TRY IT:
Count the lines below that hold the word "auch" and say how many, with no other text.

BEGIN PROVIDED RECORDS

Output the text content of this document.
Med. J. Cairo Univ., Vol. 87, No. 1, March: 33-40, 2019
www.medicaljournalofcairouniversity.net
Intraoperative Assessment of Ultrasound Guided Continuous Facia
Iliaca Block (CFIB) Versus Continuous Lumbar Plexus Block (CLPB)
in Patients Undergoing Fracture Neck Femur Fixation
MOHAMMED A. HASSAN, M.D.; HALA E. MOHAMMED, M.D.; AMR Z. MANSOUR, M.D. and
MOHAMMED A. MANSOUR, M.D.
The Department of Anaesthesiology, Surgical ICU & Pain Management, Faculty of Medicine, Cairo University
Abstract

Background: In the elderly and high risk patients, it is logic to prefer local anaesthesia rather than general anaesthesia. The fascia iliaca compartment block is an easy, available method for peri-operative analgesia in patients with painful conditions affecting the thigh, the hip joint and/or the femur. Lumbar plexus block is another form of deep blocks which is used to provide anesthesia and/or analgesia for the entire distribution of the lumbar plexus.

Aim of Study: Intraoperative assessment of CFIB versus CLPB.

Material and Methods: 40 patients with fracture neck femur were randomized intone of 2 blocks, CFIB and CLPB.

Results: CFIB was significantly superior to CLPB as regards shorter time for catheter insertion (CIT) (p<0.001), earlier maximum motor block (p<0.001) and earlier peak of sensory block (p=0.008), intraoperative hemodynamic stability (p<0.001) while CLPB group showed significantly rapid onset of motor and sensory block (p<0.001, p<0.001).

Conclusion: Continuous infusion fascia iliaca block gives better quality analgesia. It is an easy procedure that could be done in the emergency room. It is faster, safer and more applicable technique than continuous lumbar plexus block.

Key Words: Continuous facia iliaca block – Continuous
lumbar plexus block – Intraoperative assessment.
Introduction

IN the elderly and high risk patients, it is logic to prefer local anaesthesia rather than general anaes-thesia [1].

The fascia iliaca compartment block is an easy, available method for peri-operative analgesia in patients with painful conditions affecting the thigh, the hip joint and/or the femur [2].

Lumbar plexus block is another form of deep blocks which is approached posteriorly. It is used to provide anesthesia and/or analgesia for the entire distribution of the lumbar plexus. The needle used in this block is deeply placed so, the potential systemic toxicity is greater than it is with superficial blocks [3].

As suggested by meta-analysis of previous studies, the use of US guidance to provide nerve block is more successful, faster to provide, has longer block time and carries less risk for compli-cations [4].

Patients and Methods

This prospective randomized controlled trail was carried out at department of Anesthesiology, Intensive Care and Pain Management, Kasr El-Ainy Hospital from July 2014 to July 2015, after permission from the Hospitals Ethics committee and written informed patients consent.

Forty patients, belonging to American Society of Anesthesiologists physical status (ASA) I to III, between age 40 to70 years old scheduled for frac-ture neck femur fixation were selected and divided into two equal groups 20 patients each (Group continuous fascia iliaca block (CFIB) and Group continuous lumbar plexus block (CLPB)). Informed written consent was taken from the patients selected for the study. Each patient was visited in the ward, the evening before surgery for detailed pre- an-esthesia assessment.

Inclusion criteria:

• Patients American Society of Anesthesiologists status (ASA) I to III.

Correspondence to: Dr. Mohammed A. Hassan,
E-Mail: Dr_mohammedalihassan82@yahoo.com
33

END PROVIDED RECORDS
BEGIN PROVIDED RECORDS

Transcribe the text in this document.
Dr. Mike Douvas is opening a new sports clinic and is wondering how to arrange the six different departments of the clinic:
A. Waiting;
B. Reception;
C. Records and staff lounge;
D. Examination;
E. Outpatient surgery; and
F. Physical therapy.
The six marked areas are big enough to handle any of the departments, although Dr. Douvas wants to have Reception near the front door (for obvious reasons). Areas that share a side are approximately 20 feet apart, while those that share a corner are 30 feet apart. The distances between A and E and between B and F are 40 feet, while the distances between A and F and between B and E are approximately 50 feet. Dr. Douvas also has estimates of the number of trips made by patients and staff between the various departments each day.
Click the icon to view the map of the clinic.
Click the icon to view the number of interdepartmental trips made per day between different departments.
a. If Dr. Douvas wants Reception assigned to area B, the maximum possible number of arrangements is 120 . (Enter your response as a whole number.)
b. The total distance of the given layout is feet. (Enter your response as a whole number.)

END PROVIDED RECORDS
BEGIN PROVIDED RECORDS

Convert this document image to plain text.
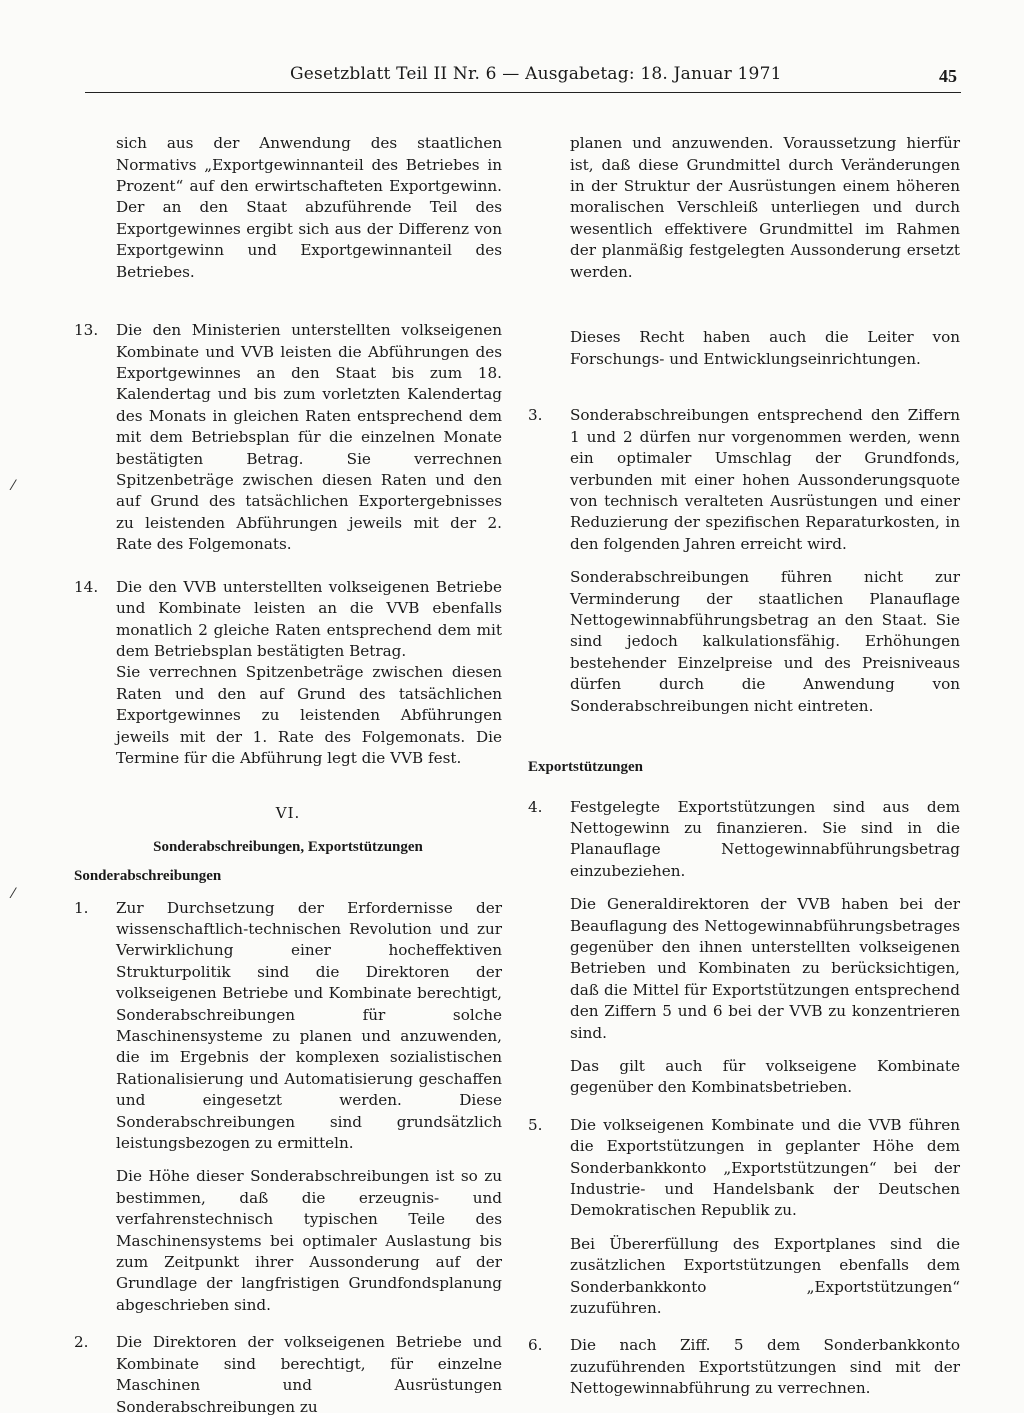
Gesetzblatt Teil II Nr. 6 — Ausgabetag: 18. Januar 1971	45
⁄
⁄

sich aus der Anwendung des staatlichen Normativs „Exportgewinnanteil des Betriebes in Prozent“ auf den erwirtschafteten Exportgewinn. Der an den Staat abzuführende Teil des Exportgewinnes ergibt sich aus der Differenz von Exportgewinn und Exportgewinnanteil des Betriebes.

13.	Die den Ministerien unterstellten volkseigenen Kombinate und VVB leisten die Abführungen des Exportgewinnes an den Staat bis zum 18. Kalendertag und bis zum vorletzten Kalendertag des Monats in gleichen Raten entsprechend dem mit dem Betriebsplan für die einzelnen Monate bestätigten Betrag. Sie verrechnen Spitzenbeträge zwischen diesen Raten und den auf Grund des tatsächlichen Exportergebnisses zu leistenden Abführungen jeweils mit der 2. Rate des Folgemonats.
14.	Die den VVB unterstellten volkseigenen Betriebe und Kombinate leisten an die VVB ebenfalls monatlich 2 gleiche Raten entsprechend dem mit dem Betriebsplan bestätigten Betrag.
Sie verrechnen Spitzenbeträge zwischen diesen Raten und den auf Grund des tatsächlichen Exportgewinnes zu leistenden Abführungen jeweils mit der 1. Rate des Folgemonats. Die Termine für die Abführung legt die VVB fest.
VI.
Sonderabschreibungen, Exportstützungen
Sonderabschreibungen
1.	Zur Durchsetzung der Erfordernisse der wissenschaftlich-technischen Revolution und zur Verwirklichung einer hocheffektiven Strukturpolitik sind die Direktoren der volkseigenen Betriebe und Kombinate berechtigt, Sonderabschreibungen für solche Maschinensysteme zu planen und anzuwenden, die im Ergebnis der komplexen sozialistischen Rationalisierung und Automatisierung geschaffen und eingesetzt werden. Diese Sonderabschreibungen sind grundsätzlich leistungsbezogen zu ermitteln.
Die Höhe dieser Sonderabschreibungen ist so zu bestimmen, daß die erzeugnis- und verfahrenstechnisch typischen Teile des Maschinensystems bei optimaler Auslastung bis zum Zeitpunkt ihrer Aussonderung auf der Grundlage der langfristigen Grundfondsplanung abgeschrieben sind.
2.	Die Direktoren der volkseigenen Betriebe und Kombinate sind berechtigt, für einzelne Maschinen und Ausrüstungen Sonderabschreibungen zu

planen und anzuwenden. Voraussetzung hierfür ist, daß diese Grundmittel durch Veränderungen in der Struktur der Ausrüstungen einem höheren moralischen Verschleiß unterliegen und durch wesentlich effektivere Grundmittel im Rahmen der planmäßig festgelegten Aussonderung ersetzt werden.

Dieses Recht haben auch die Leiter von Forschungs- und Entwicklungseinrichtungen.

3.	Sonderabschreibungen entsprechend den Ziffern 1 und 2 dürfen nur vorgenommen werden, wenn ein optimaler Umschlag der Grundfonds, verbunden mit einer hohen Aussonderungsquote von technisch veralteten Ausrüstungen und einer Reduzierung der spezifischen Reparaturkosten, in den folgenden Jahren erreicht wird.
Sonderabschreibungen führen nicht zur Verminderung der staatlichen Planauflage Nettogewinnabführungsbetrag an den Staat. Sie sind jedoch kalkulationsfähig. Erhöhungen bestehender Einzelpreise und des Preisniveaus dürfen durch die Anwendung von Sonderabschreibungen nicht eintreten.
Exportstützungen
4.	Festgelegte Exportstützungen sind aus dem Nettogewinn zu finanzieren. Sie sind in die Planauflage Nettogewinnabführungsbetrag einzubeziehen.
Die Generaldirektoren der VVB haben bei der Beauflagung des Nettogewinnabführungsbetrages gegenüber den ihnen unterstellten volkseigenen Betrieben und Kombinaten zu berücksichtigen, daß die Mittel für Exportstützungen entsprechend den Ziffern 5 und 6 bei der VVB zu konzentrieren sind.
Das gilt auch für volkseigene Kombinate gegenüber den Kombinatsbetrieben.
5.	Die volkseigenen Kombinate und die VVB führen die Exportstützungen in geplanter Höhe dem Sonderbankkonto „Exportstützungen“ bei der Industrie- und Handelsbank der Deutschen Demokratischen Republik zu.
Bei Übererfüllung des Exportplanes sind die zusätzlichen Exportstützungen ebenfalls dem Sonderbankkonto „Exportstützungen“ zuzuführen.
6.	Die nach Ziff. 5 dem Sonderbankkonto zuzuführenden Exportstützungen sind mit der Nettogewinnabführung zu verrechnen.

END PROVIDED RECORDS

WRITTEN ANSWER:
2